• Exercise aim
Note each line of the listing that contains the string "this", and copy it.

• • • •

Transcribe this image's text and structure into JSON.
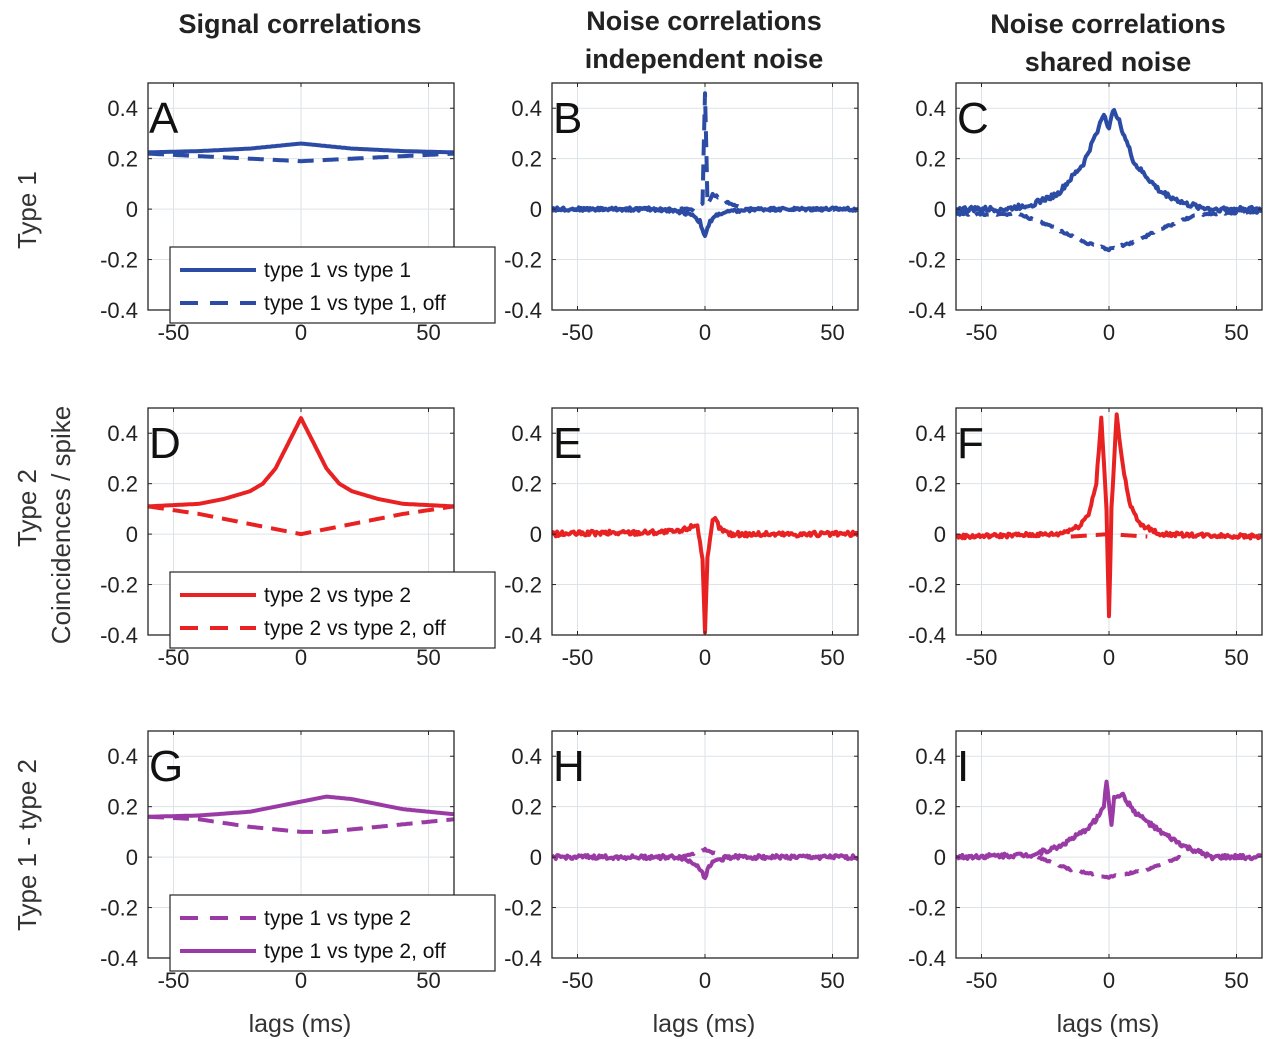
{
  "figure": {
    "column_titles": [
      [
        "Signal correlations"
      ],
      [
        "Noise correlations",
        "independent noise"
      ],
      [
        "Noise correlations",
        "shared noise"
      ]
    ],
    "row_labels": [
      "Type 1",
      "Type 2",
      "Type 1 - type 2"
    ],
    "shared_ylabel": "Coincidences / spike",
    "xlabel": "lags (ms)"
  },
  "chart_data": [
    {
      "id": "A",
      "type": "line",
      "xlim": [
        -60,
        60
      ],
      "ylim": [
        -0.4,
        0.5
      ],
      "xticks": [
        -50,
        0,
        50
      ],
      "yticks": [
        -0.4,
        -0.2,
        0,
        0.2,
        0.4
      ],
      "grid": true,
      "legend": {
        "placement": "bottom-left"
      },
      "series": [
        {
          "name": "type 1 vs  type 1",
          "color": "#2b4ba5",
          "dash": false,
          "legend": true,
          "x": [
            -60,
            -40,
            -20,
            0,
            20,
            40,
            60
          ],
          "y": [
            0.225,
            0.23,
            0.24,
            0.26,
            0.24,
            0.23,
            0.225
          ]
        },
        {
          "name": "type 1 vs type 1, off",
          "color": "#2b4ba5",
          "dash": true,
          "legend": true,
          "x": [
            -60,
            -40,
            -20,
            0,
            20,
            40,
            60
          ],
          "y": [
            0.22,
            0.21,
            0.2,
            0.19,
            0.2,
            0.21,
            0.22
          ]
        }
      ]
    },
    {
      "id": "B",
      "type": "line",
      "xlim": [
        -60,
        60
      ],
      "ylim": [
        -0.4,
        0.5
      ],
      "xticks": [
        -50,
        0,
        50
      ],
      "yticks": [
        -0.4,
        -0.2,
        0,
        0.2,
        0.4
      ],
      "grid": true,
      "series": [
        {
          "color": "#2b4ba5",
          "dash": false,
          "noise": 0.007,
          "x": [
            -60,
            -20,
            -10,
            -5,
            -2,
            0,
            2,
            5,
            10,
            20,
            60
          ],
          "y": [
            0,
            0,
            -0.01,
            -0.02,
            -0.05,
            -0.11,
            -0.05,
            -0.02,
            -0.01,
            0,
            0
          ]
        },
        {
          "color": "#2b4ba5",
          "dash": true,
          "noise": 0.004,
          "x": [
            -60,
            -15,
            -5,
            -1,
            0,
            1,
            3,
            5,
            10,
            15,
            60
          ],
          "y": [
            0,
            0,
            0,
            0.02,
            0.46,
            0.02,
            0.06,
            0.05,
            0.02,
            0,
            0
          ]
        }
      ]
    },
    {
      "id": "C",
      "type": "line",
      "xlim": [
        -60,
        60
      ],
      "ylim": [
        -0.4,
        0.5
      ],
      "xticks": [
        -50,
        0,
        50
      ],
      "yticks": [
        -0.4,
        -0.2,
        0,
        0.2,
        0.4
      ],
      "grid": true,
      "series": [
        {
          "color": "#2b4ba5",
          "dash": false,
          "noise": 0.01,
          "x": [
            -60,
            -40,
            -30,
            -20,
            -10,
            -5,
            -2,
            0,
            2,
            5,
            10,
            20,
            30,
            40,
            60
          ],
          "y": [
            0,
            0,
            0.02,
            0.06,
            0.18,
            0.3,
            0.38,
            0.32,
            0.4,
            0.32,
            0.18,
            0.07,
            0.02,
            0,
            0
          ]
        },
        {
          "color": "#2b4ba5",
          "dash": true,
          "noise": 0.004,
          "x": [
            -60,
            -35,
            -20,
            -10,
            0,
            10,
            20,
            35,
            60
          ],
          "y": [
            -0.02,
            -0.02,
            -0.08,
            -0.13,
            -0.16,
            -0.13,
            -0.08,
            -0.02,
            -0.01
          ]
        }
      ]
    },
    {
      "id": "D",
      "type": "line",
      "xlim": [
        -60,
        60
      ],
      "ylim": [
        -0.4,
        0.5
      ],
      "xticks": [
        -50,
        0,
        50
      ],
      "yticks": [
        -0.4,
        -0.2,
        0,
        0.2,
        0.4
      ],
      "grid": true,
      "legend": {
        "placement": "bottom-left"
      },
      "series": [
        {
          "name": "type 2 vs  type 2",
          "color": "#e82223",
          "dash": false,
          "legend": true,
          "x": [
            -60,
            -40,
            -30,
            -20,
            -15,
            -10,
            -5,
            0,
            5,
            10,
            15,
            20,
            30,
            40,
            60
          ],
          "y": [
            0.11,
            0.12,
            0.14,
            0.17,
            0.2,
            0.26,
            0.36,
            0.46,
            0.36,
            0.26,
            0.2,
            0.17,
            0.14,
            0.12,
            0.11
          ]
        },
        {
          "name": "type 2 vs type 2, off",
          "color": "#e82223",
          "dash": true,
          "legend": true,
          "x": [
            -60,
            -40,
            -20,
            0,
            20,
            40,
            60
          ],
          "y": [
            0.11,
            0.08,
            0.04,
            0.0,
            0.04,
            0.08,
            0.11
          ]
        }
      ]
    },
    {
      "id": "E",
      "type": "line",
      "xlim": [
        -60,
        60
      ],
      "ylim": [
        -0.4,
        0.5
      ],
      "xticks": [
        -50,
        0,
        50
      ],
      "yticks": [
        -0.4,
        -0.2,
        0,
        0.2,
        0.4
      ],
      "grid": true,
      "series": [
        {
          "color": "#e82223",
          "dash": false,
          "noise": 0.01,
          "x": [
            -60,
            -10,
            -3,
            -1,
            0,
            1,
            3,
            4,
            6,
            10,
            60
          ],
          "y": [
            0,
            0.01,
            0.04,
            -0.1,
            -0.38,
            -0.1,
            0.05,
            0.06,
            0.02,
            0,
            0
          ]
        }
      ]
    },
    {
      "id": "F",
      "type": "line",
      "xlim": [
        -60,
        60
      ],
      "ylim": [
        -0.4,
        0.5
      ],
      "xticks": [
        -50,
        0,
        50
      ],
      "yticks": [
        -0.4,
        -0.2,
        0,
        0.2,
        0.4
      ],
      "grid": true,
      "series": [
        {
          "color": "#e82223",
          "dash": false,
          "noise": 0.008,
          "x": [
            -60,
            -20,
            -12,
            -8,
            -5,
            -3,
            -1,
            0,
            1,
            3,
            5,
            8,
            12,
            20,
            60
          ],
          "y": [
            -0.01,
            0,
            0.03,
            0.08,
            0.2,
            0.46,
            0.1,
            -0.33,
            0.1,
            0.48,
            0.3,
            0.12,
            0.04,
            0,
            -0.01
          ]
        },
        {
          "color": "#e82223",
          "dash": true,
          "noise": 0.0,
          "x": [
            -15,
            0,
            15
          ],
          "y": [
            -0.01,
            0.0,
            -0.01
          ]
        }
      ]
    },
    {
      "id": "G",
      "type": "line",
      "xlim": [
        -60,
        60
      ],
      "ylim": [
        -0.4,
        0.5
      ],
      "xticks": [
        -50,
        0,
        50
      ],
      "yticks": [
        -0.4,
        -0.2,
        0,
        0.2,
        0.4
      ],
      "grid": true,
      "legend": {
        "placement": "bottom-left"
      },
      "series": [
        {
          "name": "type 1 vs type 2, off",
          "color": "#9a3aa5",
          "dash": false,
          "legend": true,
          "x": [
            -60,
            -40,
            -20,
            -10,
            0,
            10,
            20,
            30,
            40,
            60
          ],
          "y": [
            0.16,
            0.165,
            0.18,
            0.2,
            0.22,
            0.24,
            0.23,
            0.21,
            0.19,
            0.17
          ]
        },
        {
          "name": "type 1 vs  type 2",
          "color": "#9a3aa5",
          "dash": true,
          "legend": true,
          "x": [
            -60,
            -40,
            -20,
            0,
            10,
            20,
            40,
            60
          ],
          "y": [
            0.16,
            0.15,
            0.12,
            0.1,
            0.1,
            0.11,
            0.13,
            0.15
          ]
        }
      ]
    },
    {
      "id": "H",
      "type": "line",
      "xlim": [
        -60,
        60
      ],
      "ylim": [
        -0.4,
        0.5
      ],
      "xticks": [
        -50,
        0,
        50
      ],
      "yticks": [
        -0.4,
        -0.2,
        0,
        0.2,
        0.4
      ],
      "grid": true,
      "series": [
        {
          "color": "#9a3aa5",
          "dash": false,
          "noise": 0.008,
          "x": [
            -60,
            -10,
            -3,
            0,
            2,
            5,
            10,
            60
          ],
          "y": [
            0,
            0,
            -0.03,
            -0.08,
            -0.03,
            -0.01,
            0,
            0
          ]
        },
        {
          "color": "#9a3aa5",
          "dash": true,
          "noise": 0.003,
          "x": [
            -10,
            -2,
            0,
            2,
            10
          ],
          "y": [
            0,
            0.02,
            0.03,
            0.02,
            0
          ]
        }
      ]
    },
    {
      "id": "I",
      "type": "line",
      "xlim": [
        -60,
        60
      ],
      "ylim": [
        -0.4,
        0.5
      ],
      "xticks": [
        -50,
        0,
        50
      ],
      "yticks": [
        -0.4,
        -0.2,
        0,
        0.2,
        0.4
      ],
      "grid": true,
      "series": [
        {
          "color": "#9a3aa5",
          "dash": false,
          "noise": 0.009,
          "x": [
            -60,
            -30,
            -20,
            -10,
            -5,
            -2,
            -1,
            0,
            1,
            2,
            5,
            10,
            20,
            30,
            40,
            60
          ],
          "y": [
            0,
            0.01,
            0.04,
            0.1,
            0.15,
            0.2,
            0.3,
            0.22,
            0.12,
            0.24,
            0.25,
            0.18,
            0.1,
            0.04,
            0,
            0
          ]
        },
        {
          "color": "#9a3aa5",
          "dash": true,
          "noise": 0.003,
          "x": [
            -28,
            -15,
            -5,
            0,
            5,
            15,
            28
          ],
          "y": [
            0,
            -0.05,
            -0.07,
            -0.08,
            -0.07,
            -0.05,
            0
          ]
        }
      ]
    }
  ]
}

• • • •

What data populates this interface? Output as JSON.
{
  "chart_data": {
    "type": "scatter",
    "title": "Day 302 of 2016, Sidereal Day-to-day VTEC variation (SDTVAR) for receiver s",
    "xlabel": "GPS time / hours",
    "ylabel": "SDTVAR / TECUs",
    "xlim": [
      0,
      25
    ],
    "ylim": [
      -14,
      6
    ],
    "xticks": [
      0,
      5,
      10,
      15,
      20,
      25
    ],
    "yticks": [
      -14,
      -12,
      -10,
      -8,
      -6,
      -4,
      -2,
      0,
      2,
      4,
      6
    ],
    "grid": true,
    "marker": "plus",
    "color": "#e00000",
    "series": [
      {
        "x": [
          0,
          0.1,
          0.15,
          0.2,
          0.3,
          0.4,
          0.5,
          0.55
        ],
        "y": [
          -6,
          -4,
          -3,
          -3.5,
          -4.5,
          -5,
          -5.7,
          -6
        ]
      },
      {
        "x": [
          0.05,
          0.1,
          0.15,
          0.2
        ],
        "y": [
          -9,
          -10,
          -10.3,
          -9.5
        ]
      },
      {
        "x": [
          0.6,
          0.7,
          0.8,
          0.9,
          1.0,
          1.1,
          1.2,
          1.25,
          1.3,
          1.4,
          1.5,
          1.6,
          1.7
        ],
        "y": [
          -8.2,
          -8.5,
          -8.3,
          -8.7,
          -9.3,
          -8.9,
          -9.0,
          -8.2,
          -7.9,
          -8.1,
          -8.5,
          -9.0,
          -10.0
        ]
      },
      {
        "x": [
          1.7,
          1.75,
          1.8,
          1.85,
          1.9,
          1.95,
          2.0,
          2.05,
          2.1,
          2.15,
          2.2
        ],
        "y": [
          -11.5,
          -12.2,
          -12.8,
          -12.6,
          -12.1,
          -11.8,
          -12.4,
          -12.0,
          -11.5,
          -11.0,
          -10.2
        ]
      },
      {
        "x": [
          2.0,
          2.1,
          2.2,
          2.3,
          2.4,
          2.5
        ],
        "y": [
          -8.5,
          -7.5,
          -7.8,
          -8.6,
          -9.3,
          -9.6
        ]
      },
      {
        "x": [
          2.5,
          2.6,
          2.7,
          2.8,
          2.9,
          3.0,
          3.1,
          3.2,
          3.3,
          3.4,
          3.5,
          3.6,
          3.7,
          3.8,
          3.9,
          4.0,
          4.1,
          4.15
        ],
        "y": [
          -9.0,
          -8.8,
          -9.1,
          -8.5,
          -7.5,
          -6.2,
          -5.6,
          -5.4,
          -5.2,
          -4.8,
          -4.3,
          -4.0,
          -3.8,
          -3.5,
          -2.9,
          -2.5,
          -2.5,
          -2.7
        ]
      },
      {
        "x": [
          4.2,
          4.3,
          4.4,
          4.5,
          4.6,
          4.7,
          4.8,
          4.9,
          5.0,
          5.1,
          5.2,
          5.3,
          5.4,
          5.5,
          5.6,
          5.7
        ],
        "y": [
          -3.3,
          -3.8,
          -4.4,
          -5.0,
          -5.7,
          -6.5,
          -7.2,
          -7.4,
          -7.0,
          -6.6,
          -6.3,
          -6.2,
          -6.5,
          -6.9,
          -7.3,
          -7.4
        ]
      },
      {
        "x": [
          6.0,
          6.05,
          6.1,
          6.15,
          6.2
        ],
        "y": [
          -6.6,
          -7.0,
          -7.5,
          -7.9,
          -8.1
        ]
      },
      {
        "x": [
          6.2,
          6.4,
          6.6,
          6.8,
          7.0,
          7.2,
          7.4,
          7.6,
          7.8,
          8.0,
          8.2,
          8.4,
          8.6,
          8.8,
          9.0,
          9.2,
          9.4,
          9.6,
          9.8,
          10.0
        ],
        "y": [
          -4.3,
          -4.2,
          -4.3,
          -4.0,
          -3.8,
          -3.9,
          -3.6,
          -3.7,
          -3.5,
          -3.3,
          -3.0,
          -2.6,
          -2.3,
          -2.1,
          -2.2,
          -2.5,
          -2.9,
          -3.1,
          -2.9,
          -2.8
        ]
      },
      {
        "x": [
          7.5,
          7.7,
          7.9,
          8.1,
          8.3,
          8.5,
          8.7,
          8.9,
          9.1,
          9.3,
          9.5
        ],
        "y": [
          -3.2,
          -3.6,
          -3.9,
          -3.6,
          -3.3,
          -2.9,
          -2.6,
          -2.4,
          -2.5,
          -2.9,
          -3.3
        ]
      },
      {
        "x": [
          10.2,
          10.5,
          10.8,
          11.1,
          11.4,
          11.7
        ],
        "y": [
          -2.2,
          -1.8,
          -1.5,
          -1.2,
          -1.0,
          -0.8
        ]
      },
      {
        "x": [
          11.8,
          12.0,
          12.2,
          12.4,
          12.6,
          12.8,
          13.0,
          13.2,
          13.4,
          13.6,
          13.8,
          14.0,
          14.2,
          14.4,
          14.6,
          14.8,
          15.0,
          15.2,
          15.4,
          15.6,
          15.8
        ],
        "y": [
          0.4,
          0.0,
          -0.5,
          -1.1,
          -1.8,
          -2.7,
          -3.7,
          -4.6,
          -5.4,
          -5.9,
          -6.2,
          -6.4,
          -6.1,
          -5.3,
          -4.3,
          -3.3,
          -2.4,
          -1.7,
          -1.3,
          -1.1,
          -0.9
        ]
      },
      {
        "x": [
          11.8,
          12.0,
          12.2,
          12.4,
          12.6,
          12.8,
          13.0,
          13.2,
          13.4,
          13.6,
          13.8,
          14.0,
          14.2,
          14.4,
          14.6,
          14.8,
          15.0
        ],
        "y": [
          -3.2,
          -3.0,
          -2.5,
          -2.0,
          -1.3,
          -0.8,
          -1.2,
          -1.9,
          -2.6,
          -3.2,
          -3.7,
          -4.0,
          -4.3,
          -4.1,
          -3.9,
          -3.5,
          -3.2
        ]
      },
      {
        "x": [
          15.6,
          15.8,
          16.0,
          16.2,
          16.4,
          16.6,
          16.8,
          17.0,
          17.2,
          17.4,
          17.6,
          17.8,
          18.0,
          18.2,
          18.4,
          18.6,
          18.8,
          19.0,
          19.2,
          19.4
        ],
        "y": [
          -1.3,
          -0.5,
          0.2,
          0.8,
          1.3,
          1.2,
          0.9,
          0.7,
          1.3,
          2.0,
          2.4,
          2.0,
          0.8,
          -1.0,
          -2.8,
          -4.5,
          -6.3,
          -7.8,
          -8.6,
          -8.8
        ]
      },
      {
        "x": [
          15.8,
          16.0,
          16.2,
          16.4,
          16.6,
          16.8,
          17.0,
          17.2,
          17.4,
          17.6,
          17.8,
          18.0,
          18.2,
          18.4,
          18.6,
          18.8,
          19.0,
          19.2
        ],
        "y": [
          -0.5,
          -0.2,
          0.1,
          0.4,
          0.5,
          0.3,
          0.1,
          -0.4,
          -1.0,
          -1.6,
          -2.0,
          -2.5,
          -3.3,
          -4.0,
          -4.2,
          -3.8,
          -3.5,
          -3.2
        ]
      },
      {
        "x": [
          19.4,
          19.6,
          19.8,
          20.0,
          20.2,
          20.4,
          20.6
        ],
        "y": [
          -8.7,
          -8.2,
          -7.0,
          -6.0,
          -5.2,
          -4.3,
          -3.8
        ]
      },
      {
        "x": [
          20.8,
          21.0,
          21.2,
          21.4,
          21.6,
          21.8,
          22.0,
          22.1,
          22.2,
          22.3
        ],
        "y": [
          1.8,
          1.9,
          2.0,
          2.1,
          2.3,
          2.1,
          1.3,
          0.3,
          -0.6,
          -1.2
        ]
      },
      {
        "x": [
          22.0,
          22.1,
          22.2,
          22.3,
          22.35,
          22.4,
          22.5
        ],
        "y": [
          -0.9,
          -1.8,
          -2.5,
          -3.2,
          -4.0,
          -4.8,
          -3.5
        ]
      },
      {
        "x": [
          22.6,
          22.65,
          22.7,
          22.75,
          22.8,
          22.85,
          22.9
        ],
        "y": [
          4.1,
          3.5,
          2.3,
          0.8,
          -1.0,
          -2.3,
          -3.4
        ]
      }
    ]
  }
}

• • • •

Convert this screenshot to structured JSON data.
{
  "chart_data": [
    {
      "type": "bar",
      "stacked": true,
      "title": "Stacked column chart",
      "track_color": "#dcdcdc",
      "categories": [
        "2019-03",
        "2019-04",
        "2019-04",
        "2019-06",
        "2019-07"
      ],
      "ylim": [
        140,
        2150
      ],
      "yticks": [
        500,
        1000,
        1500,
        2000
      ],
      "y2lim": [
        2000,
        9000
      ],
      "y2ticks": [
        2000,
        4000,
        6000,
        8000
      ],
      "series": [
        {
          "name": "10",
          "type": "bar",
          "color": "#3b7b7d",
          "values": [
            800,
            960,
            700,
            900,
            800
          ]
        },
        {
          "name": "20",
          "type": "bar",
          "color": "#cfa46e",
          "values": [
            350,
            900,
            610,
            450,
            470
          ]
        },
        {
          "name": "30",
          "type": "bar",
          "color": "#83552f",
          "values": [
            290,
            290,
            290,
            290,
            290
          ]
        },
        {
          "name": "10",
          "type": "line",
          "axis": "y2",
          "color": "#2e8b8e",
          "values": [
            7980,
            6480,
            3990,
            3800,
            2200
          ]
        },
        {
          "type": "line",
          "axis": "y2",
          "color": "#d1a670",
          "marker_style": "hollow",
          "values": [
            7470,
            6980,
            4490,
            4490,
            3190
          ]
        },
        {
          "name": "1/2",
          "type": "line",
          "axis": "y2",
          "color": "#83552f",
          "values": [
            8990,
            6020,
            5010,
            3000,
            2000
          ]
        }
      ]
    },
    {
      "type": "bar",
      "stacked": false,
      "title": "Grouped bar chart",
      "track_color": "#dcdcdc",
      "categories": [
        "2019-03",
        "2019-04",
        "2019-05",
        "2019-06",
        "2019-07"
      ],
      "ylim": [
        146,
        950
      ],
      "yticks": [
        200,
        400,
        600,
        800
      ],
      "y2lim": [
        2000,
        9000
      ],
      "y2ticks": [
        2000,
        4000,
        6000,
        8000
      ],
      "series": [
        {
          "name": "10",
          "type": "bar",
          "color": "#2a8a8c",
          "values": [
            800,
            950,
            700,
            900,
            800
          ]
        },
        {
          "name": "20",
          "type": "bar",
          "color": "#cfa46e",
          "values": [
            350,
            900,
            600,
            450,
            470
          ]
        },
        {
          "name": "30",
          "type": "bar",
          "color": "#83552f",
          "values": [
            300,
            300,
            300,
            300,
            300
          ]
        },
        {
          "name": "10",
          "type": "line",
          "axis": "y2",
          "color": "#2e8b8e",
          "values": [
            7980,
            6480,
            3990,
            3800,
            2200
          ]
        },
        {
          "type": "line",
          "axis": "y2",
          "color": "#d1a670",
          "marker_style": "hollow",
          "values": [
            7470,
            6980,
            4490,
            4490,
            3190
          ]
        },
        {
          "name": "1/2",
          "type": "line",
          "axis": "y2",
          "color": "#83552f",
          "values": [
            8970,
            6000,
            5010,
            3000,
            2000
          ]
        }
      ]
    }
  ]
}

• • • •

• Exercise answer
Transcribe this image's text and structure into JSON.
What data populates this interface? Output as JSON.
Convert this screenshot to structured JSON data.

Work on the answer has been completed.